Stored items from a collection:
— begin —

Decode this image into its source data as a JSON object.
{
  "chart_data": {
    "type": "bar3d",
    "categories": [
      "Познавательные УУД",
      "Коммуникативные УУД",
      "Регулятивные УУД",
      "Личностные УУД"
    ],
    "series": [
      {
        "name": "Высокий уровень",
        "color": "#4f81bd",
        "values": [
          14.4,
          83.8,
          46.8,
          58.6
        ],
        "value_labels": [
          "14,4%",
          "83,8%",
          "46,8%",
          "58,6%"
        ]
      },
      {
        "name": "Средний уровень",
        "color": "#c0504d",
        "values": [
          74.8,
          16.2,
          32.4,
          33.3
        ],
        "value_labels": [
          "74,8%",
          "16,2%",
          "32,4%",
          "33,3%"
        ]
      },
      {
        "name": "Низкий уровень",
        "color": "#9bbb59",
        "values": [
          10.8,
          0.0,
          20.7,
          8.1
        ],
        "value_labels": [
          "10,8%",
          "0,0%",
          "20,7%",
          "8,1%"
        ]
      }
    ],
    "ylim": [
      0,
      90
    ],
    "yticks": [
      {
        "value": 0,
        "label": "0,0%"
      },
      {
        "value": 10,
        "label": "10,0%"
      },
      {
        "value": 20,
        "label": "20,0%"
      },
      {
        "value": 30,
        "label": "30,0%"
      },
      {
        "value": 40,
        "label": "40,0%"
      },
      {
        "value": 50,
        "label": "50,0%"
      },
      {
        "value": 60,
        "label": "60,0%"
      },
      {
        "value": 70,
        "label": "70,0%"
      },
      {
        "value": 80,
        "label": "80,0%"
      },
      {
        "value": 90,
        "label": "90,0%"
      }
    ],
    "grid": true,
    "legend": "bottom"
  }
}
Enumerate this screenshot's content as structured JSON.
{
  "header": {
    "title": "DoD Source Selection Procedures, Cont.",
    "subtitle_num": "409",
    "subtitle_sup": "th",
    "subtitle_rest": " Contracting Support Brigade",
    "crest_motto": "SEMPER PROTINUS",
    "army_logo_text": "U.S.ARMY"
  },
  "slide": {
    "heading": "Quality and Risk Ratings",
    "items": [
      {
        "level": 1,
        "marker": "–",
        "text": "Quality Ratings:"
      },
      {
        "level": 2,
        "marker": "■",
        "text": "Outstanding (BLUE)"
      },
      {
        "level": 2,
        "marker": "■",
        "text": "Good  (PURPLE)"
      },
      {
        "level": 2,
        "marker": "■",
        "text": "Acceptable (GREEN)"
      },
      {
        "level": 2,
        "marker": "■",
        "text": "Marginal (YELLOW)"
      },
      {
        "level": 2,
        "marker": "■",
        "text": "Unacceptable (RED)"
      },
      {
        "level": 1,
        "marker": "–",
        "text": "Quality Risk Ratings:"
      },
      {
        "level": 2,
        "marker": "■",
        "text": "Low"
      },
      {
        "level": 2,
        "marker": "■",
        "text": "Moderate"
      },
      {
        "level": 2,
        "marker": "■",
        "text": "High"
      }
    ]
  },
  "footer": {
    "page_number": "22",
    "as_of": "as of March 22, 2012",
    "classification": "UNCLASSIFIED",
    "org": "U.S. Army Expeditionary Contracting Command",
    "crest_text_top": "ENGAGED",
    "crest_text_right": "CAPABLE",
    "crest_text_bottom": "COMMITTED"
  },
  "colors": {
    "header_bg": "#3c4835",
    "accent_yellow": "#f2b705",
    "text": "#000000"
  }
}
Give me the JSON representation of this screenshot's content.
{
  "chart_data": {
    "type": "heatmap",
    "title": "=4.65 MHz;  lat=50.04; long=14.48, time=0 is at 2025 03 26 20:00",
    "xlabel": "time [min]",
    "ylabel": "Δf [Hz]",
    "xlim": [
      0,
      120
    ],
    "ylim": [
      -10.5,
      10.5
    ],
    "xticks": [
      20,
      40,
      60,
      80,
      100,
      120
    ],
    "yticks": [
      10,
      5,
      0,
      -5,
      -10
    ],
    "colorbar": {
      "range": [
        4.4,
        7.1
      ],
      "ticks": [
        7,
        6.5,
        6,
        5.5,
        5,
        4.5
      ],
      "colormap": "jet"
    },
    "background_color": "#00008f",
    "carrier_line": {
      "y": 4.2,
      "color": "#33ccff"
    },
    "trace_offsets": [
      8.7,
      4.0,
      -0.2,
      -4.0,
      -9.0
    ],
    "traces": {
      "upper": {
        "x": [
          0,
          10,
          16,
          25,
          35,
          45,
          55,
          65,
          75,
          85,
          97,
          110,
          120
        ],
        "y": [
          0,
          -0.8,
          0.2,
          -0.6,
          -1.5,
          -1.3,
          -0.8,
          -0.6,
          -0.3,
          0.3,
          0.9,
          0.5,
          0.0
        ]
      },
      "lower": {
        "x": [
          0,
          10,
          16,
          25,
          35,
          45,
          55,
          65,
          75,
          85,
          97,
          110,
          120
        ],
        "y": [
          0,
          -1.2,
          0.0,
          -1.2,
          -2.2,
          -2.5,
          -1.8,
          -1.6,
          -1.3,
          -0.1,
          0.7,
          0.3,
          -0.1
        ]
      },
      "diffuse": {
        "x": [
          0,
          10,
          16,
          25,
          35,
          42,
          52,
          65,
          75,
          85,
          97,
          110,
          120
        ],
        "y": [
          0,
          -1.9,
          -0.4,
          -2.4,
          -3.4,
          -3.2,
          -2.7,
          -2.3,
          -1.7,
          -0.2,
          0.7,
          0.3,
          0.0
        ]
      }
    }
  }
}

— end —

Check each line above for the string "screenshot", then copy the ones that have it.

Enumerate this screenshot's content as structured JSON.
Give me the JSON representation of this screenshot's content.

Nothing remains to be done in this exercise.